■ Document excerpt:
'''

11. Stay—Company Voluntary Arrangement—moratorium

See Rossair Ltd v Primus Build Ltd27

Primus was engaged as main contractor on the construction of a London hotel and employed Rossair as
the mechanical installation sub-contractor on the project. The sub-contract documents provided
for any dispute to be referred to adjudication and for the Scheme to apply, subject
to a provision that the adjudicator should be nominated by the Royal Institute of Chartered
Surveyors (RICS).

A dispute arose between the parties in respect of two interim payment applications.
Rossair referred the dispute to adjudication and Mr Peter Aberley was appointed
adjudicator by RICS.

On 21 June 2017, the adjudicator published his decision, subsequently corrected pursuant to
paragraph 22a of the Scheme and re-issued on 26 June 2017. He directed that Primus should pay
Rossair the sum of £353,726.02 in respect of the interim applications plus interest in the sum
of

£7,953.56. Additionally, the adjudicator directed Primus to pay 85% of his fees amounting to
£6,768.13 plus VAT.

'''

■ Source excerpt:
'''

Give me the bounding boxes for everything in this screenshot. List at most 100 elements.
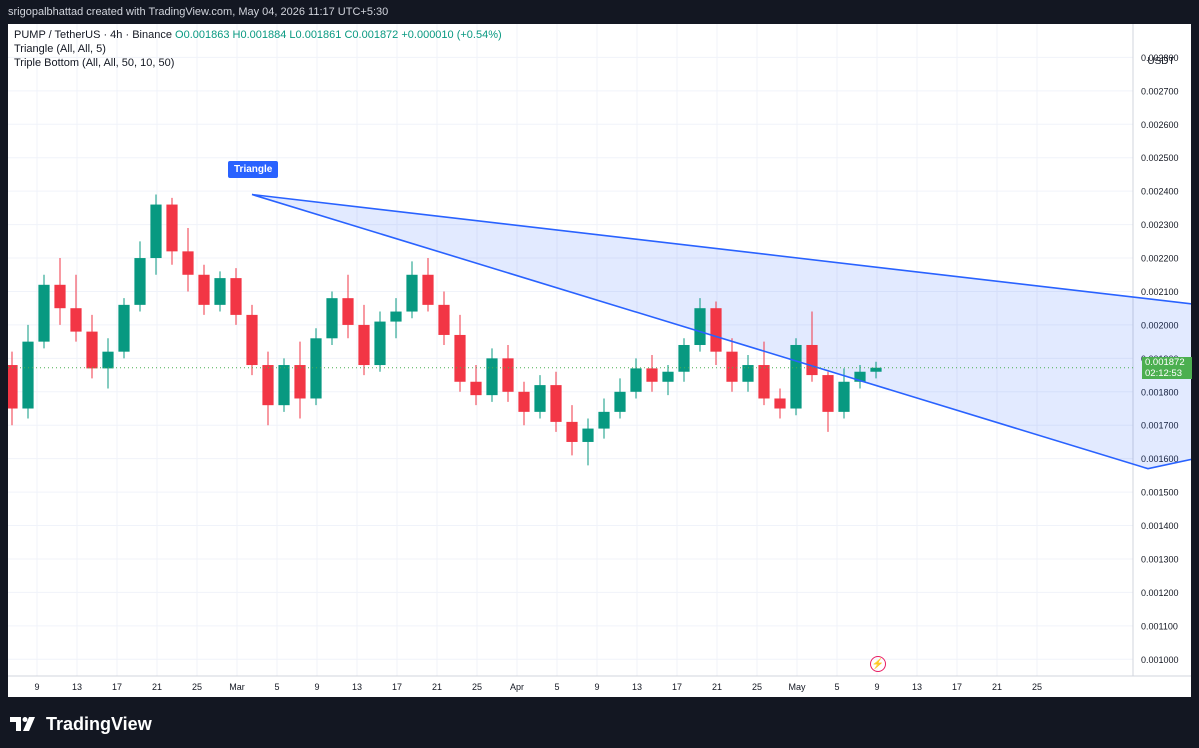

'''

■ Requirements: In the case summary about Rossair Ltd v Primus Build Ltd, on what date was the adjudicator's corrected decision re-issued?

■ Full answer: 26 June 2017